---- Supplied material

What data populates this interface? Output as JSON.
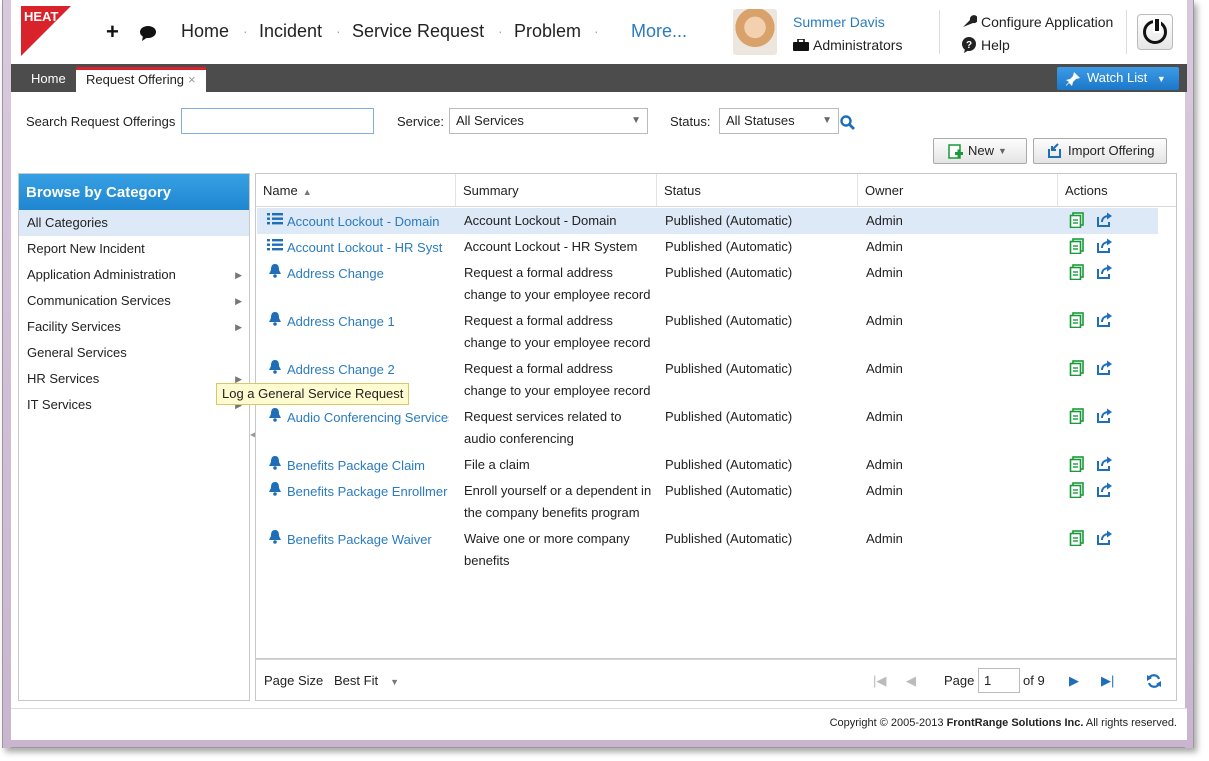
{
  "header": {
    "logo_text": "HEAT",
    "nav": [
      "Home",
      "Incident",
      "Service Request",
      "Problem"
    ],
    "more_label": "More...",
    "user_name": "Summer Davis",
    "user_role": "Administrators",
    "configure_label": "Configure Application",
    "help_label": "Help"
  },
  "tabs": {
    "home": "Home",
    "active": "Request Offering",
    "close_glyph": "×",
    "watch_list": "Watch List"
  },
  "search": {
    "label": "Search Request Offerings",
    "value": "",
    "service_label": "Service:",
    "service_value": "All Services",
    "status_label": "Status:",
    "status_value": "All Statuses"
  },
  "toolbar": {
    "new_label": "New",
    "import_label": "Import Offering"
  },
  "categories": {
    "title": "Browse by Category",
    "items": [
      {
        "label": "All Categories"
      },
      {
        "label": "Report New Incident"
      },
      {
        "label": "Application Administration"
      },
      {
        "label": "Communication Services"
      },
      {
        "label": "Facility Services"
      },
      {
        "label": "General Services"
      },
      {
        "label": "HR Services"
      },
      {
        "label": "IT Services"
      }
    ],
    "tooltip": "Log a General Service Request"
  },
  "grid": {
    "columns": [
      "Name",
      "Summary",
      "Status",
      "Owner",
      "Actions"
    ],
    "rows": [
      {
        "icon": "list-icon",
        "name": "Account Lockout - Domain",
        "summary": [
          "Account Lockout - Domain"
        ],
        "status": "Published (Automatic)",
        "owner": "Admin"
      },
      {
        "icon": "list-icon",
        "name": "Account Lockout - HR Syst",
        "summary": [
          "Account Lockout - HR System"
        ],
        "status": "Published (Automatic)",
        "owner": "Admin"
      },
      {
        "icon": "bell-icon",
        "name": "Address Change",
        "summary": [
          "Request a formal address",
          "change to your employee record"
        ],
        "status": "Published (Automatic)",
        "owner": "Admin"
      },
      {
        "icon": "bell-icon",
        "name": "Address Change 1",
        "summary": [
          "Request a formal address",
          "change to your employee record"
        ],
        "status": "Published (Automatic)",
        "owner": "Admin"
      },
      {
        "icon": "bell-icon",
        "name": "Address Change 2",
        "summary": [
          "Request a formal address",
          "change to your employee record"
        ],
        "status": "Published (Automatic)",
        "owner": "Admin"
      },
      {
        "icon": "bell-icon",
        "name": "Audio Conferencing Services",
        "summary": [
          "Request services related to",
          "audio conferencing"
        ],
        "status": "Published (Automatic)",
        "owner": "Admin"
      },
      {
        "icon": "bell-icon",
        "name": "Benefits Package Claim",
        "summary": [
          "File a claim"
        ],
        "status": "Published (Automatic)",
        "owner": "Admin"
      },
      {
        "icon": "bell-icon",
        "name": "Benefits Package Enrollmer",
        "summary": [
          "Enroll yourself or a dependent in",
          "the company benefits program"
        ],
        "status": "Published (Automatic)",
        "owner": "Admin"
      },
      {
        "icon": "bell-icon",
        "name": "Benefits Package Waiver",
        "summary": [
          "Waive one or more company",
          "benefits"
        ],
        "status": "Published (Automatic)",
        "owner": "Admin"
      }
    ]
  },
  "pager": {
    "page_size_label": "Page Size",
    "page_size_value": "Best Fit",
    "page_label": "Page",
    "page_value": "1",
    "of_label": "of 9"
  },
  "footer": {
    "copyright_prefix": "Copyright © 2005-2013 ",
    "company": "FrontRange Solutions Inc.",
    "suffix": " All rights reserved."
  },
  "colors": {
    "accent": "#2a7bc0",
    "brand_red": "#d8232a",
    "action_green": "#1a9a3a",
    "tabbar": "#4c4c4c"
  }
}
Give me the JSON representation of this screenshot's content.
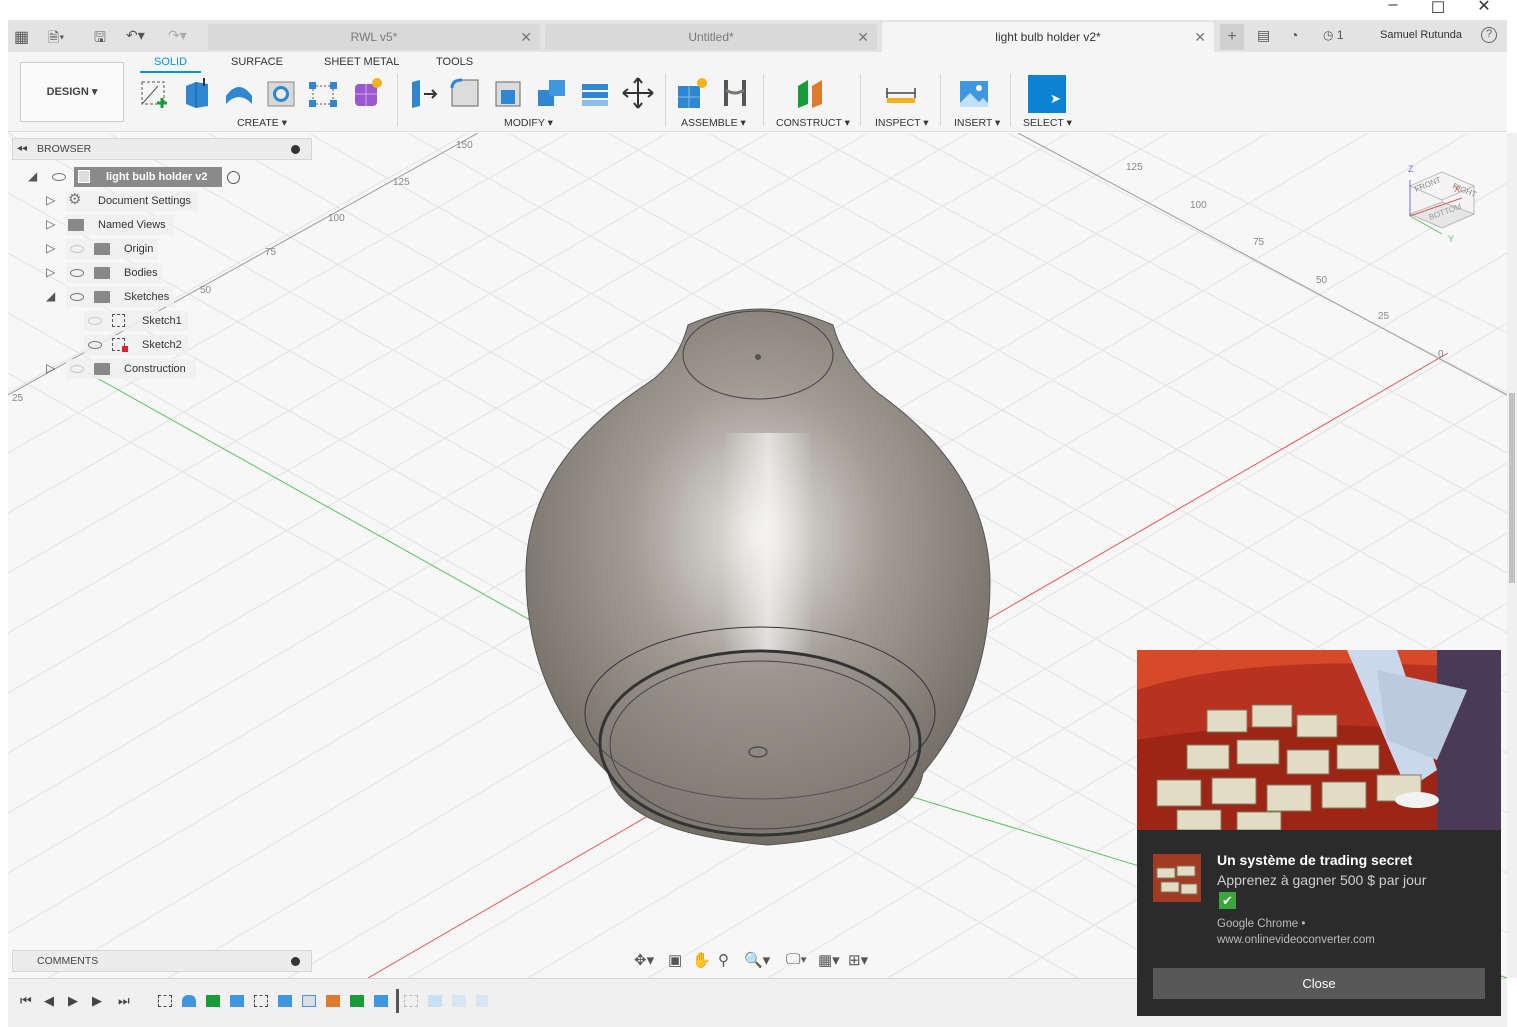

--------

What you have to do >> Reproduce the material in its entirety and word for word, without the pictures.

Completed task >>
What data populates this interface? Output as JSON.
{
  "header": {
    "logo_text": "HEAT",
    "nav": [
      "Home",
      "Incident",
      "Service Request",
      "Problem"
    ],
    "more_label": "More...",
    "user_name": "Summer Davis",
    "user_role": "Administrators",
    "configure_label": "Configure Application",
    "help_label": "Help"
  },
  "tabs": {
    "home": "Home",
    "active": "Request Offering",
    "close_glyph": "×",
    "watch_list": "Watch List"
  },
  "search": {
    "label": "Search Request Offerings",
    "value": "",
    "service_label": "Service:",
    "service_value": "All Services",
    "status_label": "Status:",
    "status_value": "All Statuses"
  },
  "toolbar": {
    "new_label": "New",
    "import_label": "Import Offering"
  },
  "categories": {
    "title": "Browse by Category",
    "items": [
      {
        "label": "All Categories"
      },
      {
        "label": "Report New Incident"
      },
      {
        "label": "Application Administration"
      },
      {
        "label": "Communication Services"
      },
      {
        "label": "Facility Services"
      },
      {
        "label": "General Services"
      },
      {
        "label": "HR Services"
      },
      {
        "label": "IT Services"
      }
    ],
    "tooltip": "Log a General Service Request"
  },
  "grid": {
    "columns": [
      "Name",
      "Summary",
      "Status",
      "Owner",
      "Actions"
    ],
    "rows": [
      {
        "icon": "list-icon",
        "name": "Account Lockout - Domain",
        "summary": [
          "Account Lockout - Domain"
        ],
        "status": "Published (Automatic)",
        "owner": "Admin"
      },
      {
        "icon": "list-icon",
        "name": "Account Lockout - HR Syst",
        "summary": [
          "Account Lockout - HR System"
        ],
        "status": "Published (Automatic)",
        "owner": "Admin"
      },
      {
        "icon": "bell-icon",
        "name": "Address Change",
        "summary": [
          "Request a formal address",
          "change to your employee record"
        ],
        "status": "Published (Automatic)",
        "owner": "Admin"
      },
      {
        "icon": "bell-icon",
        "name": "Address Change 1",
        "summary": [
          "Request a formal address",
          "change to your employee record"
        ],
        "status": "Published (Automatic)",
        "owner": "Admin"
      },
      {
        "icon": "bell-icon",
        "name": "Address Change 2",
        "summary": [
          "Request a formal address",
          "change to your employee record"
        ],
        "status": "Published (Automatic)",
        "owner": "Admin"
      },
      {
        "icon": "bell-icon",
        "name": "Audio Conferencing Services",
        "summary": [
          "Request services related to",
          "audio conferencing"
        ],
        "status": "Published (Automatic)",
        "owner": "Admin"
      },
      {
        "icon": "bell-icon",
        "name": "Benefits Package Claim",
        "summary": [
          "File a claim"
        ],
        "status": "Published (Automatic)",
        "owner": "Admin"
      },
      {
        "icon": "bell-icon",
        "name": "Benefits Package Enrollmer",
        "summary": [
          "Enroll yourself or a dependent in",
          "the company benefits program"
        ],
        "status": "Published (Automatic)",
        "owner": "Admin"
      },
      {
        "icon": "bell-icon",
        "name": "Benefits Package Waiver",
        "summary": [
          "Waive one or more company",
          "benefits"
        ],
        "status": "Published (Automatic)",
        "owner": "Admin"
      }
    ]
  },
  "pager": {
    "page_size_label": "Page Size",
    "page_size_value": "Best Fit",
    "page_label": "Page",
    "page_value": "1",
    "of_label": "of 9"
  },
  "footer": {
    "copyright_prefix": "Copyright © 2005-2013 ",
    "company": "FrontRange Solutions Inc.",
    "suffix": " All rights reserved."
  },
  "colors": {
    "accent": "#2a7bc0",
    "brand_red": "#d8232a",
    "action_green": "#1a9a3a",
    "tabbar": "#4c4c4c"
  }
}
Give me the JSON representation of this screenshot's content.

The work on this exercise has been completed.